**TASK STATEMENT**
Repeat every entry word for word, but leave the images out of your copy.

**EXTRACTED INFORMATION**
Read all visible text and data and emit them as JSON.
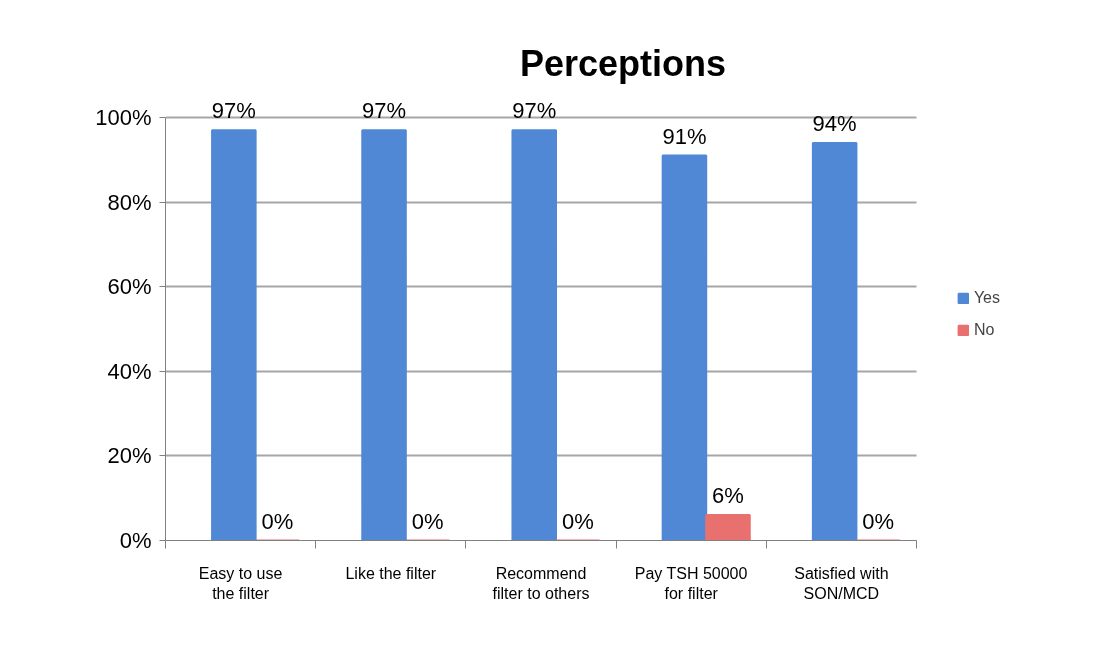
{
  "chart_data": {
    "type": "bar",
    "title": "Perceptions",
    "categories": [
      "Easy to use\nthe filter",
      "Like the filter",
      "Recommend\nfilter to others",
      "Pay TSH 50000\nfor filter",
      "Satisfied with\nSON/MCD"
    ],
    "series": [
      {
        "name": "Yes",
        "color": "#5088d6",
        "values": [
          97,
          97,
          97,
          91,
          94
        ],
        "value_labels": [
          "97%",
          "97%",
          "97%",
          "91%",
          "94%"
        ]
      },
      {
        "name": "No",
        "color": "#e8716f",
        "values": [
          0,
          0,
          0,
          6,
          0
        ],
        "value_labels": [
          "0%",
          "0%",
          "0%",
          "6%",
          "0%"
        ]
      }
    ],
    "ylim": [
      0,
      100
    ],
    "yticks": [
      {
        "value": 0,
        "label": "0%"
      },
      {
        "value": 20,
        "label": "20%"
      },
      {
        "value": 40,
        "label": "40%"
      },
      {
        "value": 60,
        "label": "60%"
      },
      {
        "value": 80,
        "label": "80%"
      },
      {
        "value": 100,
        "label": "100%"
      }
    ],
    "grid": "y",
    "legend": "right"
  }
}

**ANSWER**
Read all visible text and data and emit them as JSON.
{
  "chart_data": {
    "type": "bar",
    "title": "Perceptions",
    "categories": [
      "Easy to use\nthe filter",
      "Like the filter",
      "Recommend\nfilter to others",
      "Pay TSH 50000\nfor filter",
      "Satisfied with\nSON/MCD"
    ],
    "series": [
      {
        "name": "Yes",
        "color": "#5088d6",
        "values": [
          97,
          97,
          97,
          91,
          94
        ],
        "value_labels": [
          "97%",
          "97%",
          "97%",
          "91%",
          "94%"
        ]
      },
      {
        "name": "No",
        "color": "#e8716f",
        "values": [
          0,
          0,
          0,
          6,
          0
        ],
        "value_labels": [
          "0%",
          "0%",
          "0%",
          "6%",
          "0%"
        ]
      }
    ],
    "ylim": [
      0,
      100
    ],
    "yticks": [
      {
        "value": 0,
        "label": "0%"
      },
      {
        "value": 20,
        "label": "20%"
      },
      {
        "value": 40,
        "label": "40%"
      },
      {
        "value": 60,
        "label": "60%"
      },
      {
        "value": 80,
        "label": "80%"
      },
      {
        "value": 100,
        "label": "100%"
      }
    ],
    "grid": "y",
    "legend": "right"
  }
}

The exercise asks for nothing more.